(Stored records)
========

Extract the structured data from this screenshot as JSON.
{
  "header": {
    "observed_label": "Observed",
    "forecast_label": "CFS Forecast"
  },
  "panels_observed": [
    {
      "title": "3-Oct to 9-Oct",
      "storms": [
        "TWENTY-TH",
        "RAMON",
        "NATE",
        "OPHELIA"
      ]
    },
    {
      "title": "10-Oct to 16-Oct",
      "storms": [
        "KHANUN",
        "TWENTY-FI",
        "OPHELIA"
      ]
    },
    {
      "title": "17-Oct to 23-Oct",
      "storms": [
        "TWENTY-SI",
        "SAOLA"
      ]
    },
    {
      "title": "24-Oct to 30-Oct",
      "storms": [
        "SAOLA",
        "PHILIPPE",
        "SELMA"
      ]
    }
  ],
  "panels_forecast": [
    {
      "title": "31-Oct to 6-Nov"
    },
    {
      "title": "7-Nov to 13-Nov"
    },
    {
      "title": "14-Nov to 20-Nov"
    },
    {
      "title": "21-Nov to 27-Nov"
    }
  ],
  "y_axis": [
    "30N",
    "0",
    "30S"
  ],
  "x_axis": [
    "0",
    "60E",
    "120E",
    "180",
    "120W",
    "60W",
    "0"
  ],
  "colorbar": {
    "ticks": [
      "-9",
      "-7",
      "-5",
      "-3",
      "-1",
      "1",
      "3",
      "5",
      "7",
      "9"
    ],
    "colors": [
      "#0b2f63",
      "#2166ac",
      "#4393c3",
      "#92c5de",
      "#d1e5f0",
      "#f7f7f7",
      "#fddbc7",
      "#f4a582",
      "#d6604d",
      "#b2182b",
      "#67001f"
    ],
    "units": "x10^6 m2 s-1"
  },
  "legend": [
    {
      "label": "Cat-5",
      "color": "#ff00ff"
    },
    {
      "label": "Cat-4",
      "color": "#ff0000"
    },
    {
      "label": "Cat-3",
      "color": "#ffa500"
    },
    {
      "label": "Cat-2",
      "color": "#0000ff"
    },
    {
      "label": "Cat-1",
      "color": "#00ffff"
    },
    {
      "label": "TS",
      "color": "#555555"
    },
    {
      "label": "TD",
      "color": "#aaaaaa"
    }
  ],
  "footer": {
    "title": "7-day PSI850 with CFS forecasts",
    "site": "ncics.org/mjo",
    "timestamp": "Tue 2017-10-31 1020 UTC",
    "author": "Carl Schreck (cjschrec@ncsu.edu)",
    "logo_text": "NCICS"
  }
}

========

### WORK INSTRUCTIONS
Write out the complete set of records exactly as given.

### SOLUTION TO THE PROBLEM
Extract the structured data from this screenshot as JSON.
{
  "header": {
    "observed_label": "Observed",
    "forecast_label": "CFS Forecast"
  },
  "panels_observed": [
    {
      "title": "3-Oct to 9-Oct",
      "storms": [
        "TWENTY-TH",
        "RAMON",
        "NATE",
        "OPHELIA"
      ]
    },
    {
      "title": "10-Oct to 16-Oct",
      "storms": [
        "KHANUN",
        "TWENTY-FI",
        "OPHELIA"
      ]
    },
    {
      "title": "17-Oct to 23-Oct",
      "storms": [
        "TWENTY-SI",
        "SAOLA"
      ]
    },
    {
      "title": "24-Oct to 30-Oct",
      "storms": [
        "SAOLA",
        "PHILIPPE",
        "SELMA"
      ]
    }
  ],
  "panels_forecast": [
    {
      "title": "31-Oct to 6-Nov"
    },
    {
      "title": "7-Nov to 13-Nov"
    },
    {
      "title": "14-Nov to 20-Nov"
    },
    {
      "title": "21-Nov to 27-Nov"
    }
  ],
  "y_axis": [
    "30N",
    "0",
    "30S"
  ],
  "x_axis": [
    "0",
    "60E",
    "120E",
    "180",
    "120W",
    "60W",
    "0"
  ],
  "colorbar": {
    "ticks": [
      "-9",
      "-7",
      "-5",
      "-3",
      "-1",
      "1",
      "3",
      "5",
      "7",
      "9"
    ],
    "colors": [
      "#0b2f63",
      "#2166ac",
      "#4393c3",
      "#92c5de",
      "#d1e5f0",
      "#f7f7f7",
      "#fddbc7",
      "#f4a582",
      "#d6604d",
      "#b2182b",
      "#67001f"
    ],
    "units": "x10^6 m2 s-1"
  },
  "legend": [
    {
      "label": "Cat-5",
      "color": "#ff00ff"
    },
    {
      "label": "Cat-4",
      "color": "#ff0000"
    },
    {
      "label": "Cat-3",
      "color": "#ffa500"
    },
    {
      "label": "Cat-2",
      "color": "#0000ff"
    },
    {
      "label": "Cat-1",
      "color": "#00ffff"
    },
    {
      "label": "TS",
      "color": "#555555"
    },
    {
      "label": "TD",
      "color": "#aaaaaa"
    }
  ],
  "footer": {
    "title": "7-day PSI850 with CFS forecasts",
    "site": "ncics.org/mjo",
    "timestamp": "Tue 2017-10-31 1020 UTC",
    "author": "Carl Schreck (cjschrec@ncsu.edu)",
    "logo_text": "NCICS"
  }
}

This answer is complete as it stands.